Provided records.
%%

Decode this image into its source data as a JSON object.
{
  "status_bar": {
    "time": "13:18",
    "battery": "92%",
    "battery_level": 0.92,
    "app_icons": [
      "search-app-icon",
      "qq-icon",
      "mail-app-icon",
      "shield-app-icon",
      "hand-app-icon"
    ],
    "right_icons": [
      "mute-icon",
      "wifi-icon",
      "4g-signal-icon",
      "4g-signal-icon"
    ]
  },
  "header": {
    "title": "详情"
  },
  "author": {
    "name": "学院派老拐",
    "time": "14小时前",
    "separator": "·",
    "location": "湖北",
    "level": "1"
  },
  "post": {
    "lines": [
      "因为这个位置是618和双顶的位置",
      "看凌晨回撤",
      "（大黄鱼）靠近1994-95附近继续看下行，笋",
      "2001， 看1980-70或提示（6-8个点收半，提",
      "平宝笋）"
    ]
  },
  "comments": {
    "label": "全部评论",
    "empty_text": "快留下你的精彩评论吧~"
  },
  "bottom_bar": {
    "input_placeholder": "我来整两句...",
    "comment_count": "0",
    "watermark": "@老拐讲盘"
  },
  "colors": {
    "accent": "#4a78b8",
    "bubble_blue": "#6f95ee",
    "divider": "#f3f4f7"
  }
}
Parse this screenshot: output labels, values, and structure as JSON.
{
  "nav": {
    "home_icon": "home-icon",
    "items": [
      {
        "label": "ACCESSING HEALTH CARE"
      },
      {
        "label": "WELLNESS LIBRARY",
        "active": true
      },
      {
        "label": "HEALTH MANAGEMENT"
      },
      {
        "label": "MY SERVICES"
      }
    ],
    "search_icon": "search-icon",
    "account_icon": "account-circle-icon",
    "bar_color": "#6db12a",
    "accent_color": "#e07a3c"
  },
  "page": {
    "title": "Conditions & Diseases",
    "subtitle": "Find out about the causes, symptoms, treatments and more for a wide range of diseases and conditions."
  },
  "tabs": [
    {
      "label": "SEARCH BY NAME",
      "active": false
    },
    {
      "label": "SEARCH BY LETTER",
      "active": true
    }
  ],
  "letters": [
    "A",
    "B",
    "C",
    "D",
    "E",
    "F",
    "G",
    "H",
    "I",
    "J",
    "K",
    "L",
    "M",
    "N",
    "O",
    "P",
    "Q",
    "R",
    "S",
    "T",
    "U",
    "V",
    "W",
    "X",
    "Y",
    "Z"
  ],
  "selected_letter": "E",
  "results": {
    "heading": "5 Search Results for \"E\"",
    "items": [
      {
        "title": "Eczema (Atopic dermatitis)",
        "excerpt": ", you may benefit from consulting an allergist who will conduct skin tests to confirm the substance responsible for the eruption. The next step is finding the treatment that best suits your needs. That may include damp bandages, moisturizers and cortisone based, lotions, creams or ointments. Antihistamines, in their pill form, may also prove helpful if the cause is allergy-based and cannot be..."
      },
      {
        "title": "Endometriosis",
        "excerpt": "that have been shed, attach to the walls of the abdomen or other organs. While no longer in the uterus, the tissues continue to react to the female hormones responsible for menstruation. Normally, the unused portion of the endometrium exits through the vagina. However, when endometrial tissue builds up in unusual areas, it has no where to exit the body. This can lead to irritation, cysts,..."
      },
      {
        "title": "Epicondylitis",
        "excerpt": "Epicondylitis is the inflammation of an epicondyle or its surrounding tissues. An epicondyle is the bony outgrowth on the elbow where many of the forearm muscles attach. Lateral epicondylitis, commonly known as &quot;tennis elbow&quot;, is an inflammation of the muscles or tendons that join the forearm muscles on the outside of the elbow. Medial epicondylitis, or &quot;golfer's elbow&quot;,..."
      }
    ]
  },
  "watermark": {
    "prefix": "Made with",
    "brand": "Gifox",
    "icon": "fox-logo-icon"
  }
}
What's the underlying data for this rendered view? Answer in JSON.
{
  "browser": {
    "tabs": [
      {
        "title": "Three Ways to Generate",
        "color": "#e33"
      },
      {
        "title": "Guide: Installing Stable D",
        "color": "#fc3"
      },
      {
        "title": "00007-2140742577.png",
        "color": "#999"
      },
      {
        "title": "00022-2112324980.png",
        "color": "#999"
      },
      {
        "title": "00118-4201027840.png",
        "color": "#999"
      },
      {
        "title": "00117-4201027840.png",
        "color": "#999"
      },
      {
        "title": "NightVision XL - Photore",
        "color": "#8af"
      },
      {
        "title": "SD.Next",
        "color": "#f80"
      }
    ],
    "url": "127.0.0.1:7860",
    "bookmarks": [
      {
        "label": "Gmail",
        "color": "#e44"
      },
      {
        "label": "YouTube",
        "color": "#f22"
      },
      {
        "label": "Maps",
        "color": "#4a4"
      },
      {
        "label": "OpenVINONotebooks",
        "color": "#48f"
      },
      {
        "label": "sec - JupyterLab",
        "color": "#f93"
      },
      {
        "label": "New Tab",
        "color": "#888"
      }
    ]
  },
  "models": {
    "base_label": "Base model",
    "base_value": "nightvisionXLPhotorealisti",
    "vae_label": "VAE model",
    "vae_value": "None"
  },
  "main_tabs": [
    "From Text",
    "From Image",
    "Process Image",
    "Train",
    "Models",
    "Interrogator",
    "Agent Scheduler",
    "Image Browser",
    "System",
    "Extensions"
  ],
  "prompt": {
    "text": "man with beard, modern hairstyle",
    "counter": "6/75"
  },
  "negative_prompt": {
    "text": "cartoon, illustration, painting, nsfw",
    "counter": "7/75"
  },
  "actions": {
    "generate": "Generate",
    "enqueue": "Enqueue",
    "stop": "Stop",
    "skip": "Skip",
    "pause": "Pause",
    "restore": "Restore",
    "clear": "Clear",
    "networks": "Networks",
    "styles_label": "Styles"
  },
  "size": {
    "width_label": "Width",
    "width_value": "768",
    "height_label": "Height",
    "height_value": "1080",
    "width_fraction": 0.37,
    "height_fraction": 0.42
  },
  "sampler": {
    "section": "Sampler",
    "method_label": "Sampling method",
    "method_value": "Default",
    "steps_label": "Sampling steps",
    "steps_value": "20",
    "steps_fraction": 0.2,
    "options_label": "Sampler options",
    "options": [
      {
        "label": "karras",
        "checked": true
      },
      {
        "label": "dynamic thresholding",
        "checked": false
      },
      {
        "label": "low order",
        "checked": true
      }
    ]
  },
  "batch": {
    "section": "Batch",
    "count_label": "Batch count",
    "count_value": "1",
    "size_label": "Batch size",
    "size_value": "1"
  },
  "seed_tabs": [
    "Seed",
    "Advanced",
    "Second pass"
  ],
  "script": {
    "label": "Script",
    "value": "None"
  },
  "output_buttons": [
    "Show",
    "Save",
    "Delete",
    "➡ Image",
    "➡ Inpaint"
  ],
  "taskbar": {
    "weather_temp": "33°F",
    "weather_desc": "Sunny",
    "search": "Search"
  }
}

%%

Exercise instructions. Search the entries for the word "attach" and gather every line where it appears.

Result of this task.
        "excerpt": "that have been shed, attach to the walls of the abdomen or other organs. While no longer in the uterus, the tissues continue to react to the female hormones responsible for menstruation. Normally, the unused portion of the endometrium exits through the vagina. However, when endometrial tissue builds up in unusual areas, it has no where to exit the body. This can lead to irritation, cysts,..."
        "excerpt": "Epicondylitis is the inflammation of an epicondyle or its surrounding tissues. An epicondyle is the bony outgrowth on the elbow where many of the forearm muscles attach. Lateral epicondylitis, commonly known as &quot;tennis elbow&quot;, is an inflammation of the muscles or tendons that join the forearm muscles on the outside of the elbow. Medial epicondylitis, or &quot;golfer's elbow&quot;,..."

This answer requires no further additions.